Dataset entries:
>>>>
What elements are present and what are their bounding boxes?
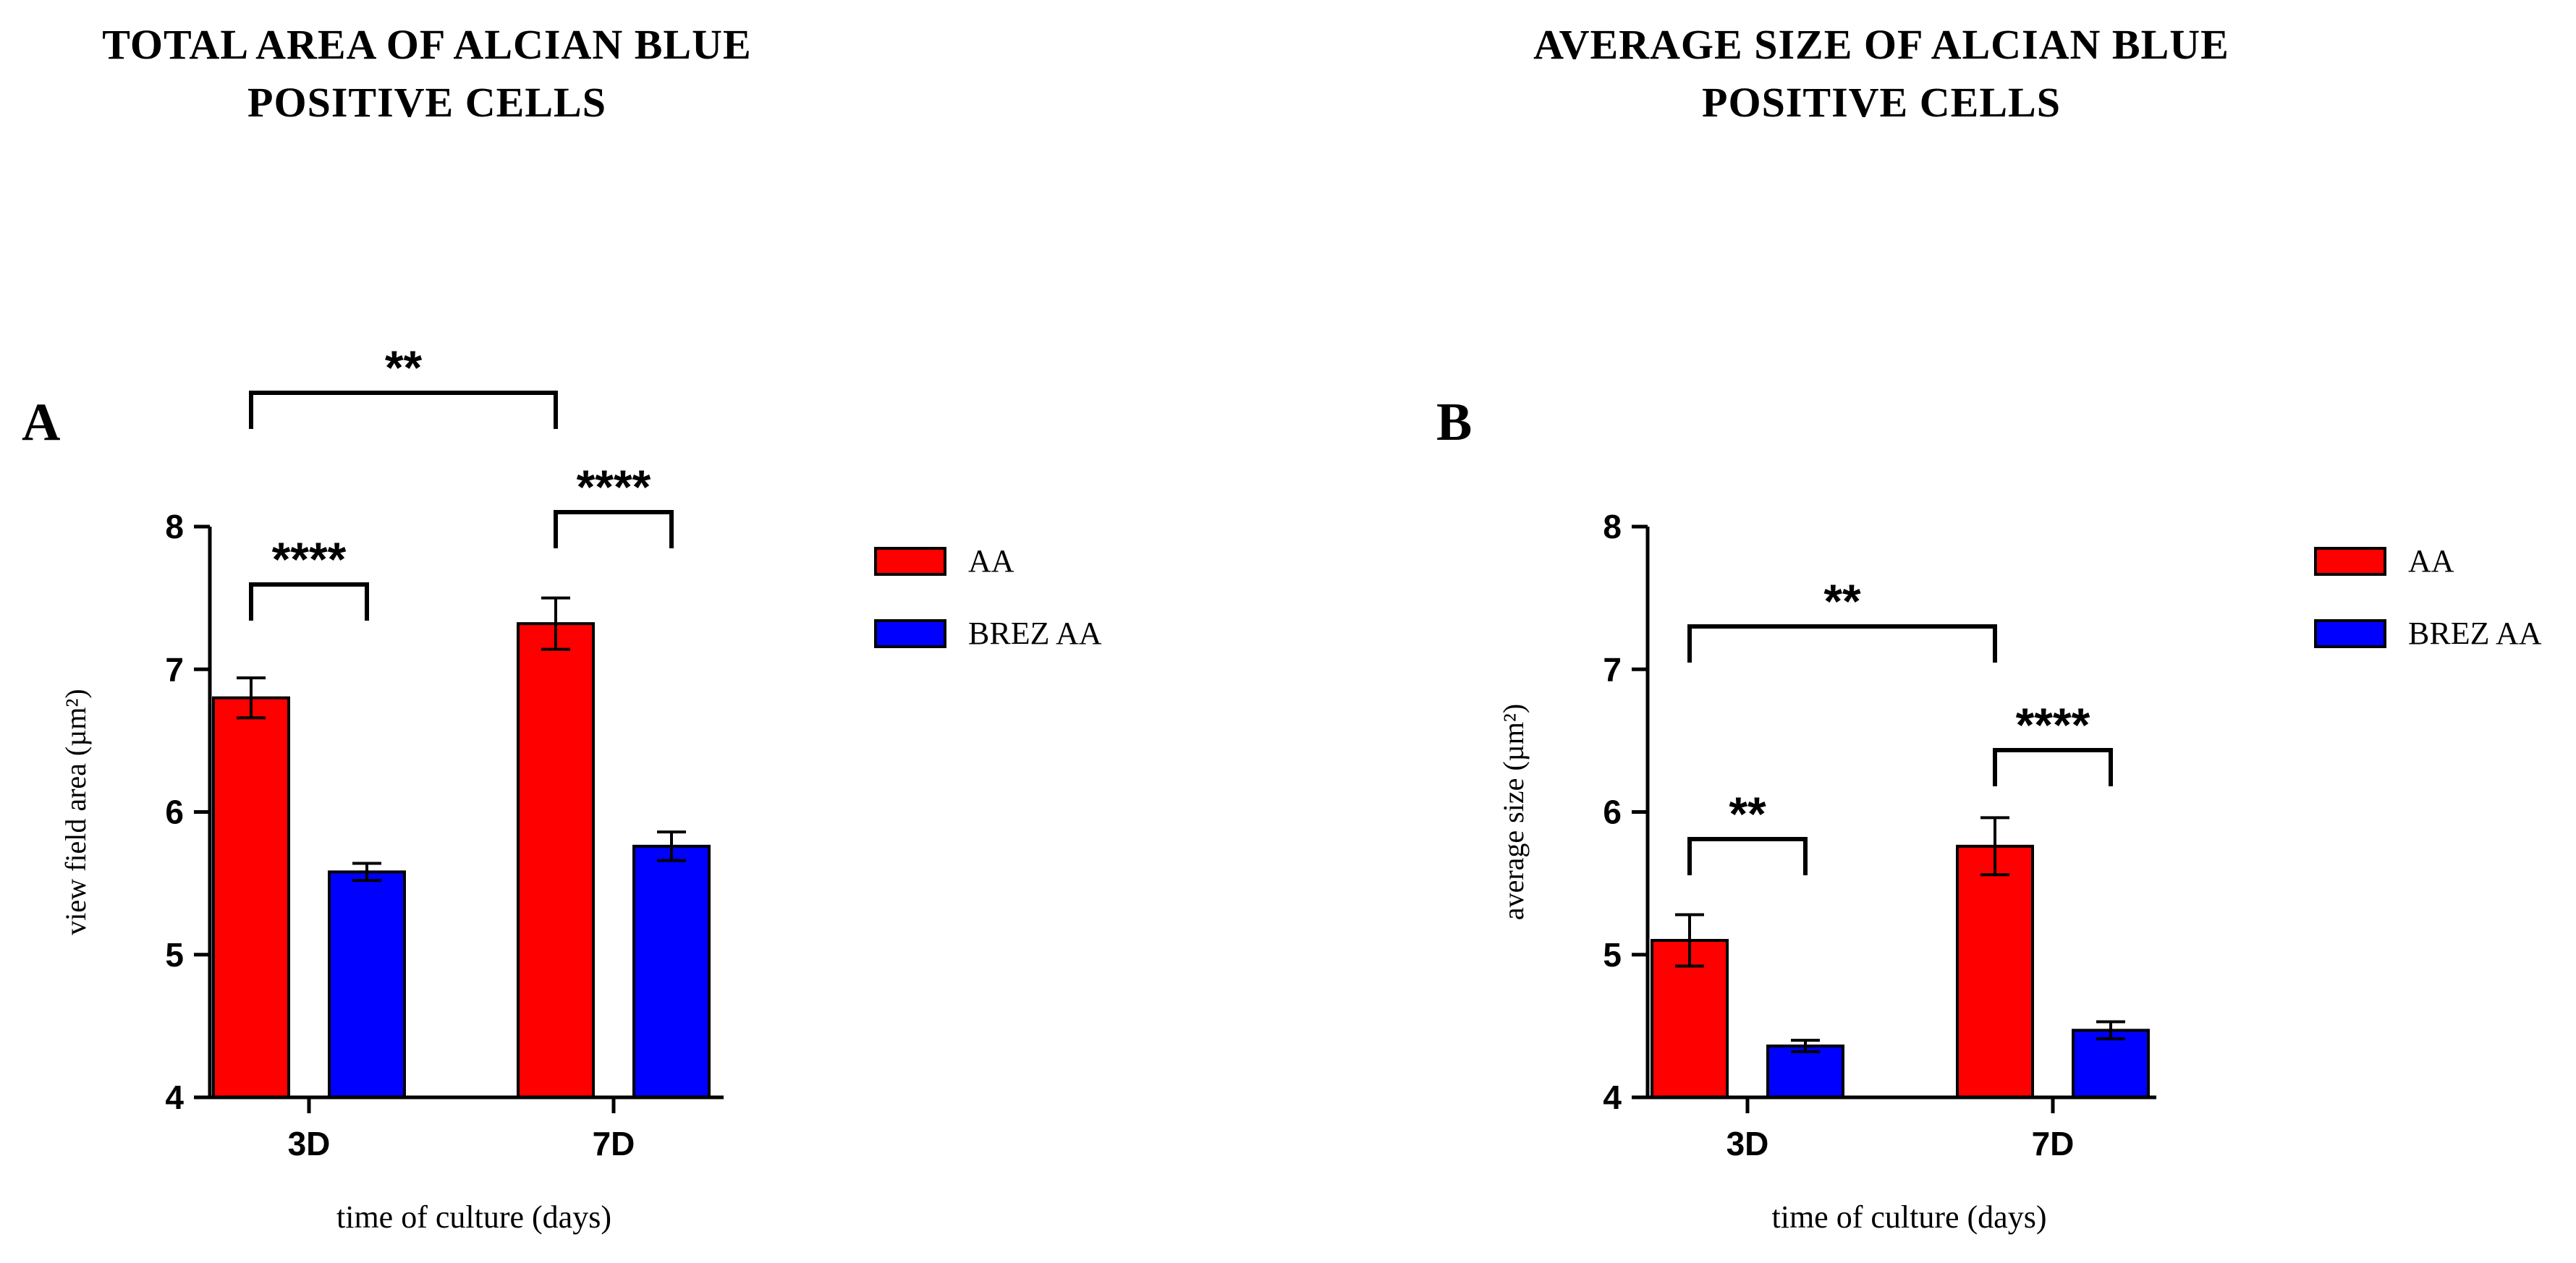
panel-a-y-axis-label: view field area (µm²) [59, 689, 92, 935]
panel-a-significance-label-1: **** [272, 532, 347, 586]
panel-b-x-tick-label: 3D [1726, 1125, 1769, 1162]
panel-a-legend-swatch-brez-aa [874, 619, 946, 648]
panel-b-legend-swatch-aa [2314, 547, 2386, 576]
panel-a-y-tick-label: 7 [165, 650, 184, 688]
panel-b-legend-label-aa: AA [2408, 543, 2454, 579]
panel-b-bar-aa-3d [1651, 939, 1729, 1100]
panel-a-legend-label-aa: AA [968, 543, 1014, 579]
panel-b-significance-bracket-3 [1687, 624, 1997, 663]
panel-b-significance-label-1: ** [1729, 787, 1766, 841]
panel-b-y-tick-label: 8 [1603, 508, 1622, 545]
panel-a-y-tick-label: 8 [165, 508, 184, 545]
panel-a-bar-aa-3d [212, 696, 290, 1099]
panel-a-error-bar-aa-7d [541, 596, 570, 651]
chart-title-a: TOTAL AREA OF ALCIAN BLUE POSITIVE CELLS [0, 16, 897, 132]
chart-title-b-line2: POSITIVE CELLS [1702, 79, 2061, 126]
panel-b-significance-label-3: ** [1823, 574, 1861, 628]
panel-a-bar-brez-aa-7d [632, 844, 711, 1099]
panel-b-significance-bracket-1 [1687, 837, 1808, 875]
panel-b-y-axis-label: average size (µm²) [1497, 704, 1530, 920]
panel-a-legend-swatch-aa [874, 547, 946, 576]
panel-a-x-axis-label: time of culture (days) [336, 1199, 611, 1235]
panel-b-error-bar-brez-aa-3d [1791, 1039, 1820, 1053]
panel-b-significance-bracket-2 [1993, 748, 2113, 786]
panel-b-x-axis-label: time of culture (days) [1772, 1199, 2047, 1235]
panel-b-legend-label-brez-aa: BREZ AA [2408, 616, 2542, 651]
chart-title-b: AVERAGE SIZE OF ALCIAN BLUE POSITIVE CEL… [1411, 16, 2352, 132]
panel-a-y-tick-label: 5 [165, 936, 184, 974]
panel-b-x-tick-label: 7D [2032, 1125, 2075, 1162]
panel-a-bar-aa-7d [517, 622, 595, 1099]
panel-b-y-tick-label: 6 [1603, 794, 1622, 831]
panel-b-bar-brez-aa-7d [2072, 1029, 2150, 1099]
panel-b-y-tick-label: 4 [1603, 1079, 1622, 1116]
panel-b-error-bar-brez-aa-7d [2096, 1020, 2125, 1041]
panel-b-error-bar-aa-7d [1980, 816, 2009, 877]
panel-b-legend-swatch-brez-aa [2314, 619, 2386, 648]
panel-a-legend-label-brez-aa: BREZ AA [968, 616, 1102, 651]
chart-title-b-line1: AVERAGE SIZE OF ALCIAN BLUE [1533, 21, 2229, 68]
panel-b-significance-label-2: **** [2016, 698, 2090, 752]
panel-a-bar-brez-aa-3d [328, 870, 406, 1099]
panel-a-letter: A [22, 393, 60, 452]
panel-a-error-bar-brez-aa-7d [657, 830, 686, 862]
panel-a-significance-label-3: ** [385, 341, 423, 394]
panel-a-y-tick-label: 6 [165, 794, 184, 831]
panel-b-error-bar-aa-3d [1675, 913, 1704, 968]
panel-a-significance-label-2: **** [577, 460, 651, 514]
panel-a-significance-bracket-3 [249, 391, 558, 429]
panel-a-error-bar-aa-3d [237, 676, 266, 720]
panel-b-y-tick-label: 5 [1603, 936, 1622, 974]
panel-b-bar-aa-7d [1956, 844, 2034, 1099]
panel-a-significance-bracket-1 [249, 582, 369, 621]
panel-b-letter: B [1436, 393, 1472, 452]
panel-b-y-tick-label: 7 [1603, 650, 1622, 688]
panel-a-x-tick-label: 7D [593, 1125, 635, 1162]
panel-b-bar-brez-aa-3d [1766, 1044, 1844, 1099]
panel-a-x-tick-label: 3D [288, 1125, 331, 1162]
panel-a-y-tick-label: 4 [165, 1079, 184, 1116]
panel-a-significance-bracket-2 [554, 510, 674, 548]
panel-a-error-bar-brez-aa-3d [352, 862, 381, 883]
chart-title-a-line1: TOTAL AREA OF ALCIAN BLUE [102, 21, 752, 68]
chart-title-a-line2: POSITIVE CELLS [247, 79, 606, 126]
<<<<
>>>>
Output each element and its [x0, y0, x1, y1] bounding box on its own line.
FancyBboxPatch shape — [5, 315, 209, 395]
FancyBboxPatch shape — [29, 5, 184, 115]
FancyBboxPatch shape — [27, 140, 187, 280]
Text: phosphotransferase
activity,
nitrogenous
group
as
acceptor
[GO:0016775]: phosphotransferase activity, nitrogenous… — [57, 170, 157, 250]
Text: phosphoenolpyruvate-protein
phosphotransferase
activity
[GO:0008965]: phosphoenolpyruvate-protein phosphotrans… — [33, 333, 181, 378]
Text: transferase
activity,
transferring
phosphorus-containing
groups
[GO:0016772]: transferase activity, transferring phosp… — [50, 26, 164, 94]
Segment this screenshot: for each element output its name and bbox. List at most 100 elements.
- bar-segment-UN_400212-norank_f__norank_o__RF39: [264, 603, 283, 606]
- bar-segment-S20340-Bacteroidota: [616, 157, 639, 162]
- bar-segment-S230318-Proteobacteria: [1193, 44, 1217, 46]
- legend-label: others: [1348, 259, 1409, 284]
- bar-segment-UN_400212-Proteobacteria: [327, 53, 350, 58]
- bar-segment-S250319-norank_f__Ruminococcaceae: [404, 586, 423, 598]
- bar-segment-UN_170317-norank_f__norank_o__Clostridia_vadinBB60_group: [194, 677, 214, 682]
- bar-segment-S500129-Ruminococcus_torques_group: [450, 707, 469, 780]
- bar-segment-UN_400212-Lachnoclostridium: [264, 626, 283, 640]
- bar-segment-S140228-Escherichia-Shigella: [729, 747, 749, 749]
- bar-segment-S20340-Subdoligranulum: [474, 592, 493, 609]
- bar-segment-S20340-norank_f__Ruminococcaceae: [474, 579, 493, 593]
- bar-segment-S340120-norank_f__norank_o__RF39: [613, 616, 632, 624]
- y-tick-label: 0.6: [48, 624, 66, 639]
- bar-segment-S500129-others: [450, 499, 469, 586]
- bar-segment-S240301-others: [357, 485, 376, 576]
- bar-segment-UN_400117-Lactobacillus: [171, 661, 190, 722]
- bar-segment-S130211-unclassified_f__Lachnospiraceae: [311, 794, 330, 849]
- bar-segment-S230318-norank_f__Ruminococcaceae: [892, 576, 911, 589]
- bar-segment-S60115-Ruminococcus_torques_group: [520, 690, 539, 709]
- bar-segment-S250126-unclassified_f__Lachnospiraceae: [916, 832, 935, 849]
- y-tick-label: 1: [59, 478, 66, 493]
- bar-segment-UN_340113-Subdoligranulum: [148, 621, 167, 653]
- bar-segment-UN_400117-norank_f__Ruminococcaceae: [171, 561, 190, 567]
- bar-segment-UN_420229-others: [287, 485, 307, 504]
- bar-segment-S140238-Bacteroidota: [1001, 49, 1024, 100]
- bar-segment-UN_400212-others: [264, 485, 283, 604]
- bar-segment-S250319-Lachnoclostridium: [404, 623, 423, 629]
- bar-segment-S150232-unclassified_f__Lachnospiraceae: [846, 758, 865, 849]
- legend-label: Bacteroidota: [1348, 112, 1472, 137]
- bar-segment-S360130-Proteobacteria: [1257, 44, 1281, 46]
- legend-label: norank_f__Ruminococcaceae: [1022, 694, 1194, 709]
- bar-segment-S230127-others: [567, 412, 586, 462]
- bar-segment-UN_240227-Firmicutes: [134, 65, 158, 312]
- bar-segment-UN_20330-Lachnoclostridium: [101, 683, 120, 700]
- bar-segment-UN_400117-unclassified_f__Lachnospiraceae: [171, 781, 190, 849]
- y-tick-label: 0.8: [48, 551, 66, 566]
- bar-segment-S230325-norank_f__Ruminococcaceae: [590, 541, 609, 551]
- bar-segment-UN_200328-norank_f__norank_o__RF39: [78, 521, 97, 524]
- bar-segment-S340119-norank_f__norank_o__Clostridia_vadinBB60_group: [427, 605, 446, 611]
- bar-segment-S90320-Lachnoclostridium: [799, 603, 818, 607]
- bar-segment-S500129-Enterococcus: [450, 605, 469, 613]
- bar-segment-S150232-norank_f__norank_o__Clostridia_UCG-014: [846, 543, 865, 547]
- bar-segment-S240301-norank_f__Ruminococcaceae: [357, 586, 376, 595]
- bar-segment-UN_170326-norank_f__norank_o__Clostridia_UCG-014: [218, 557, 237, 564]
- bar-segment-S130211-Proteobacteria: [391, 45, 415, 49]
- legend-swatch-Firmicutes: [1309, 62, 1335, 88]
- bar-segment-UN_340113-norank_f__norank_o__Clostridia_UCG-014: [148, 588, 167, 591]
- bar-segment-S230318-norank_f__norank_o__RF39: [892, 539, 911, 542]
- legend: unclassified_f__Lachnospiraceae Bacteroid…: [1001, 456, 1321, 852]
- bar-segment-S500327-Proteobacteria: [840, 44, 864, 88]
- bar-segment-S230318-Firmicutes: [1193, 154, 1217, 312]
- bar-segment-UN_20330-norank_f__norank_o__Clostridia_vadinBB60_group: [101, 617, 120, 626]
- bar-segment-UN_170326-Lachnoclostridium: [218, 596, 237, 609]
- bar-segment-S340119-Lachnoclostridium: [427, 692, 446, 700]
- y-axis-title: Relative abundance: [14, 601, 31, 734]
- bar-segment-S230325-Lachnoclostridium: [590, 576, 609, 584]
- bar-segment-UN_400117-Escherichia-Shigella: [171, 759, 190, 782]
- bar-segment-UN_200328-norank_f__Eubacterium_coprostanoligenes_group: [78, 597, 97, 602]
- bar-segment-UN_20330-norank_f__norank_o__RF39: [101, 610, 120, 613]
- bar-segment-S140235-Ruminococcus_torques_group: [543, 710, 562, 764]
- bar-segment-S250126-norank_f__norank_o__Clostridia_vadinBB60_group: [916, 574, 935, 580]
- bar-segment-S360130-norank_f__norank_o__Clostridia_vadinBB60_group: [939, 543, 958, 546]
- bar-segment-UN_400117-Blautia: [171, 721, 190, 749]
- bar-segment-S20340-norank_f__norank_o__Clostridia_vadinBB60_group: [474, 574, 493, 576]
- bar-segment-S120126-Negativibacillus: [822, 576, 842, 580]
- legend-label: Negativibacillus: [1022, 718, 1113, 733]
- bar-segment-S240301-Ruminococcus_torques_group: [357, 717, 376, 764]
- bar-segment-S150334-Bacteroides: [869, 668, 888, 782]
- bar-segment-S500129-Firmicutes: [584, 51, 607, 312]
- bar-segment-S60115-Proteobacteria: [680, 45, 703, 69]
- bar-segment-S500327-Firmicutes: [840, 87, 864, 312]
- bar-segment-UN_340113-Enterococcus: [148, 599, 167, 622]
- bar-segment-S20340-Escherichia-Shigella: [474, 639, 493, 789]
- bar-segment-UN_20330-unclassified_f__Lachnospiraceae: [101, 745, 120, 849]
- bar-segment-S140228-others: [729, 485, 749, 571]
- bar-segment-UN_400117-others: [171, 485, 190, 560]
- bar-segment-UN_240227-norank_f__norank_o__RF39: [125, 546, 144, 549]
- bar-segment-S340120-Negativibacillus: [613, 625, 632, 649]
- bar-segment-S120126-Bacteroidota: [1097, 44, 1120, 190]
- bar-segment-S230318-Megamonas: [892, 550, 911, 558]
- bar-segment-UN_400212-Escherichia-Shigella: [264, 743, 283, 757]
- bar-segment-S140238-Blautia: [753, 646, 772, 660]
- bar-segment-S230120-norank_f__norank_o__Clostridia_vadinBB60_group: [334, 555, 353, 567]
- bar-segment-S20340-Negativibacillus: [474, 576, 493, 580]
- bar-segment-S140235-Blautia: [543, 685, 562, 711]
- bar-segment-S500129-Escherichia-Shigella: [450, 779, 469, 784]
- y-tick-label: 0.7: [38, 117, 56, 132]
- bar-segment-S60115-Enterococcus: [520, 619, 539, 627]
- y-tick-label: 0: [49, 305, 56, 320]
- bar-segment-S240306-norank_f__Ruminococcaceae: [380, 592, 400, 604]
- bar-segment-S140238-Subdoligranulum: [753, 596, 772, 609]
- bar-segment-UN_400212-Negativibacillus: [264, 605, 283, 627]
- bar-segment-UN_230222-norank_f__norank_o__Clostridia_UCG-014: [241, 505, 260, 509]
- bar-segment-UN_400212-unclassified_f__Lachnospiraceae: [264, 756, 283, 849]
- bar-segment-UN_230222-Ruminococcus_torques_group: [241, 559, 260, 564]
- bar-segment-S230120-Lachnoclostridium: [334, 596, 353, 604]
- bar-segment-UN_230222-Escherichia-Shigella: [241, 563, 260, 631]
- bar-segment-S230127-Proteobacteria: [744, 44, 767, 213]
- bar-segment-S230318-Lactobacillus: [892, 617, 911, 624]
<<<<
>>>>
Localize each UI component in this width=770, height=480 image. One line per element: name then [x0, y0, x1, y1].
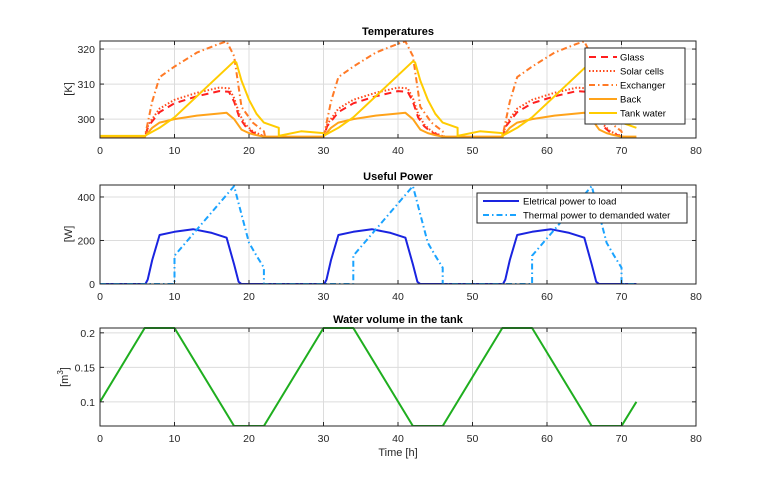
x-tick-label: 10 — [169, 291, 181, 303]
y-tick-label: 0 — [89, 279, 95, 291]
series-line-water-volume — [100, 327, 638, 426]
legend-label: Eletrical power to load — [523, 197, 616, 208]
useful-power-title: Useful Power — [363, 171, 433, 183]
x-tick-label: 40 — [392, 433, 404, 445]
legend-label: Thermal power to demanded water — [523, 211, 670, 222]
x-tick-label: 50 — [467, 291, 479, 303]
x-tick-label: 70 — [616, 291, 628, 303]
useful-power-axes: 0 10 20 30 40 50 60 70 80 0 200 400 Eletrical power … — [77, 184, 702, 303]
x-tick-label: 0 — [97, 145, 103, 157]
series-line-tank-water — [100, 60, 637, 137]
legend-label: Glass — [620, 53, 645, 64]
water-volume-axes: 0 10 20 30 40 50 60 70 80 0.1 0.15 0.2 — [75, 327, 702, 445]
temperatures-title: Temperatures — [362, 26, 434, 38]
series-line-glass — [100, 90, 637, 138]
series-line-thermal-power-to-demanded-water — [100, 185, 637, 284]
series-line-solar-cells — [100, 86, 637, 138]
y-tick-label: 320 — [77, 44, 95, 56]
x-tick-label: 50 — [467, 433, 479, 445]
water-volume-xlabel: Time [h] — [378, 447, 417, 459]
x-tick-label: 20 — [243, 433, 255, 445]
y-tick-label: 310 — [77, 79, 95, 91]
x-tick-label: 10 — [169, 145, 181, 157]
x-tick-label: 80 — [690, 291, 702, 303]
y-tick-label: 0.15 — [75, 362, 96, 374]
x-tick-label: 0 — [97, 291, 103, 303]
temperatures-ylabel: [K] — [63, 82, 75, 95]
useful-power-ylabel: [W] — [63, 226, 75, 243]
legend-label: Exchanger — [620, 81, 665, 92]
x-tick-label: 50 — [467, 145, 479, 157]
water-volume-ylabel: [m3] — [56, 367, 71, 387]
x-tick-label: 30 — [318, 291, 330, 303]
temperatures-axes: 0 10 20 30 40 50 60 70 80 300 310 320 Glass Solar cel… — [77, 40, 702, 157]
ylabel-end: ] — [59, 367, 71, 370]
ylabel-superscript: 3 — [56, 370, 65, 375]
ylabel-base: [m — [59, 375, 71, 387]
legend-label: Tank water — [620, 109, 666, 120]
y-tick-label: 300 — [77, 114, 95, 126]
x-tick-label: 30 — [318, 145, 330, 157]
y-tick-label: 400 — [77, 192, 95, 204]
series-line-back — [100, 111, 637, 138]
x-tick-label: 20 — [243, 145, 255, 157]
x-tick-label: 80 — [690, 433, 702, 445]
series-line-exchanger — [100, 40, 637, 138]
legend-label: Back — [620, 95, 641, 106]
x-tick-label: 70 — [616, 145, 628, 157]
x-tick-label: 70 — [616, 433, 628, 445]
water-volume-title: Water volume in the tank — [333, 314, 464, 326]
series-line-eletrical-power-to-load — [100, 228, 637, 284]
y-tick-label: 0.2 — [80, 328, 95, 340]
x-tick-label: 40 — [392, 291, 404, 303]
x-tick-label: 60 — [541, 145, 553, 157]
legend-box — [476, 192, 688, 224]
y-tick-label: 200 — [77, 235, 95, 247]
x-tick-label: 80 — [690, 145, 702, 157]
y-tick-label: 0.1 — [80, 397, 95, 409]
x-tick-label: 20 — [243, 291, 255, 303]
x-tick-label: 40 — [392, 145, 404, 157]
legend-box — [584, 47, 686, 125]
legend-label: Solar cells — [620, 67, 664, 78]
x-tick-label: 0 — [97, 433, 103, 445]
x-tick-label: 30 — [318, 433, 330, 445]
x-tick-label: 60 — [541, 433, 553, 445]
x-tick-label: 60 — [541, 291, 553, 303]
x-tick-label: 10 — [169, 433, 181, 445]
<<<<
Reproduce each line above that contains "Firmicutes".

• **Response box**
- bar-segment-UN_240227-Firmicutes: [134, 65, 158, 312]
- legend-swatch-Firmicutes: [1309, 62, 1335, 88]
- bar-segment-S230318-Firmicutes: [1193, 154, 1217, 312]
- bar-segment-S500129-Firmicutes: [584, 51, 607, 312]
- bar-segment-S500327-Firmicutes: [840, 87, 864, 312]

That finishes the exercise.